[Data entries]
* * * *
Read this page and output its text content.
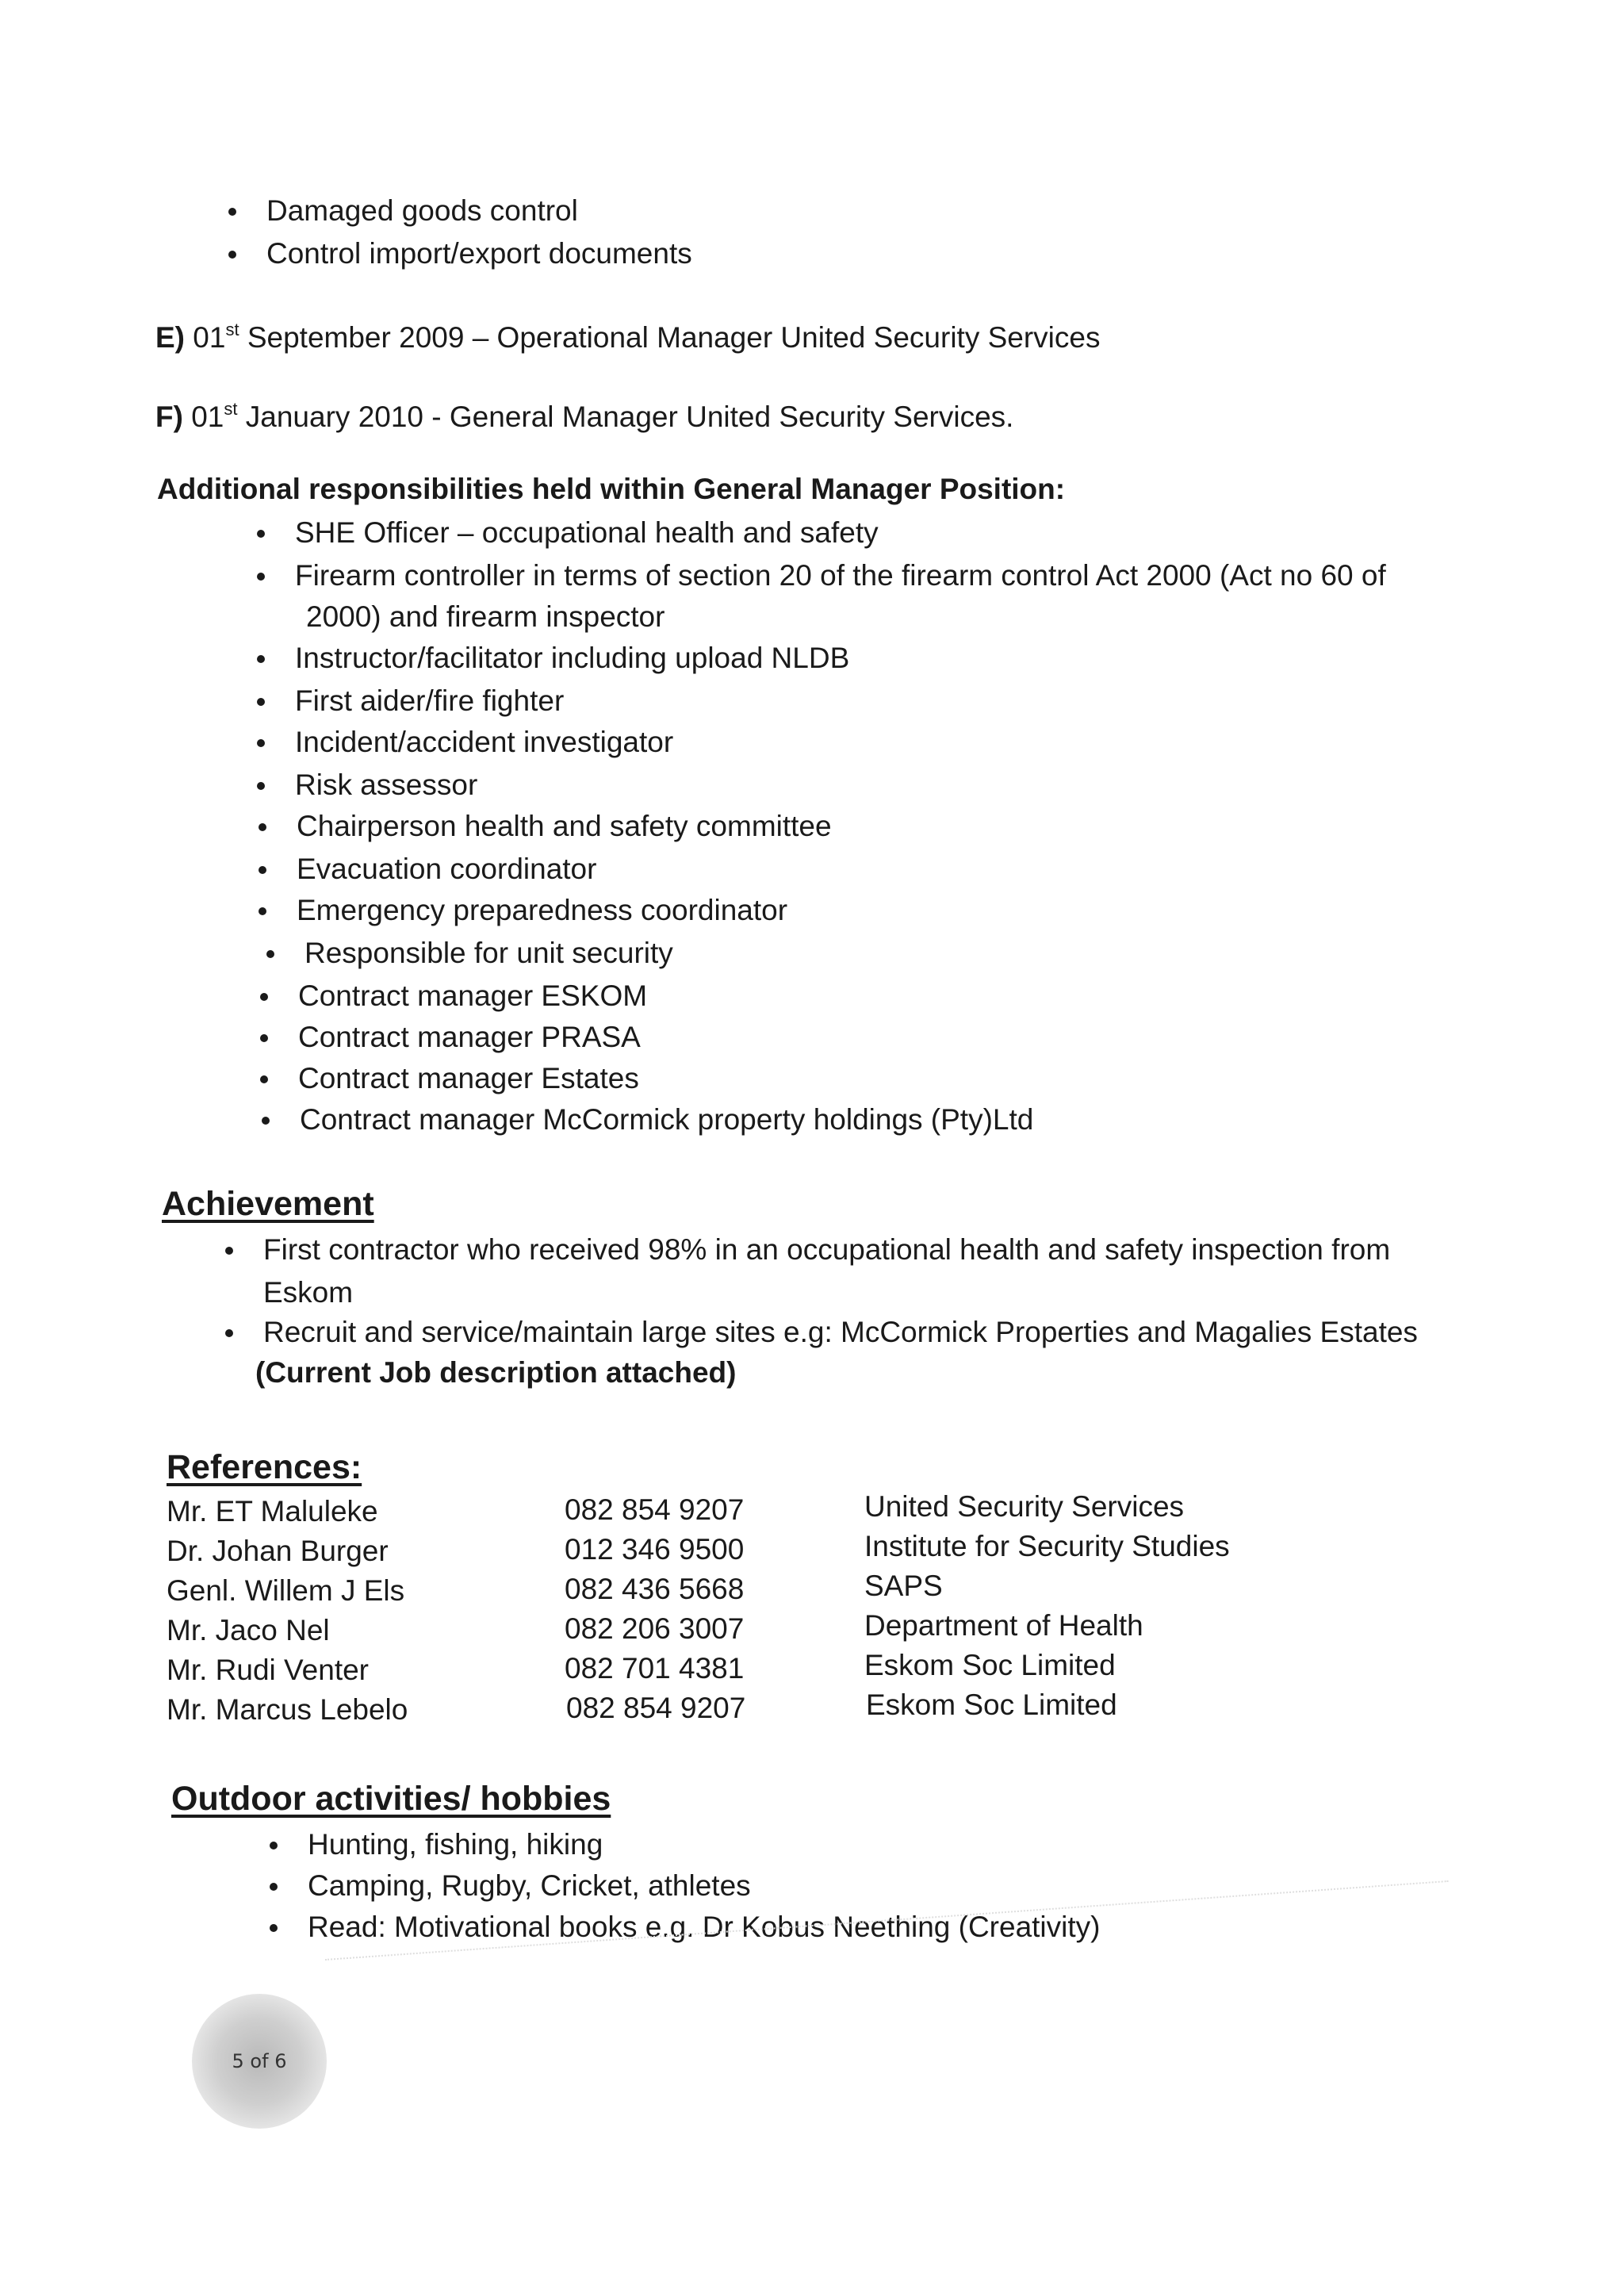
Damaged goods control
Control import/export documents
E) 01st September 2009 – Operational Manager United Security Services
F) 01st January 2010 - General Manager United Security Services.
Additional responsibilities held within General Manager Position:
SHE Officer – occupational health and safety
Firearm controller in terms of section 20 of the firearm control Act 2000 (Act no 60 of
Instructor/facilitator including upload NLDB
First aider/fire fighter
Incident/accident investigator
Risk assessor
Chairperson health and safety committee
Evacuation coordinator
Emergency preparedness coordinator
Responsible for unit security
Contract manager ESKOM
Contract manager PRASA
Contract manager Estates
Contract manager McCormick property holdings (Pty)Ltd
2000) and firearm inspector
Achievement
First contractor who received 98% in an occupational health and safety inspection from
Recruit and service/maintain large sites e.g: McCormick Properties and Magalies Estates
Eskom
(Current Job description attached)
References:
Mr. ET Maluleke	082 854 9207	United Security Services
Dr. Johan Burger	012 346 9500	Institute for Security Studies
Genl. Willem J Els	082 436 5668	SAPS
Mr. Jaco Nel	082 206 3007	Department of Health
Mr. Rudi Venter	082 701 4381	Eskom Soc Limited
Mr. Marcus Lebelo	082 854 9207	Eskom Soc Limited
Outdoor activities/ hobbies
Hunting, fishing, hiking
Camping, Rugby, Cricket, athletes
Read: Motivational books e.g. Dr Kobus Neething (Creativity)
5 of 6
* * * *
» Written task
Pictures in the records should not appear in your copy, but everything else must be transcribed exactly.

» Result of this task
Read this page and output its text content.
Damaged goods control
Control import/export documents
E) 01st September 2009 – Operational Manager United Security Services
F) 01st January 2010 - General Manager United Security Services.
Additional responsibilities held within General Manager Position:
SHE Officer – occupational health and safety
Firearm controller in terms of section 20 of the firearm control Act 2000 (Act no 60 of
Instructor/facilitator including upload NLDB
First aider/fire fighter
Incident/accident investigator
Risk assessor
Chairperson health and safety committee
Evacuation coordinator
Emergency preparedness coordinator
Responsible for unit security
Contract manager ESKOM
Contract manager PRASA
Contract manager Estates
Contract manager McCormick property holdings (Pty)Ltd
2000) and firearm inspector
Achievement
First contractor who received 98% in an occupational health and safety inspection from
Recruit and service/maintain large sites e.g: McCormick Properties and Magalies Estates
Eskom
(Current Job description attached)
References:
Mr. ET Maluleke	082 854 9207	United Security Services
Dr. Johan Burger	012 346 9500	Institute for Security Studies
Genl. Willem J Els	082 436 5668	SAPS
Mr. Jaco Nel	082 206 3007	Department of Health
Mr. Rudi Venter	082 701 4381	Eskom Soc Limited
Mr. Marcus Lebelo	082 854 9207	Eskom Soc Limited
Outdoor activities/ hobbies
Hunting, fishing, hiking
Camping, Rugby, Cricket, athletes
Read: Motivational books e.g. Dr Kobus Neething (Creativity)
5 of 6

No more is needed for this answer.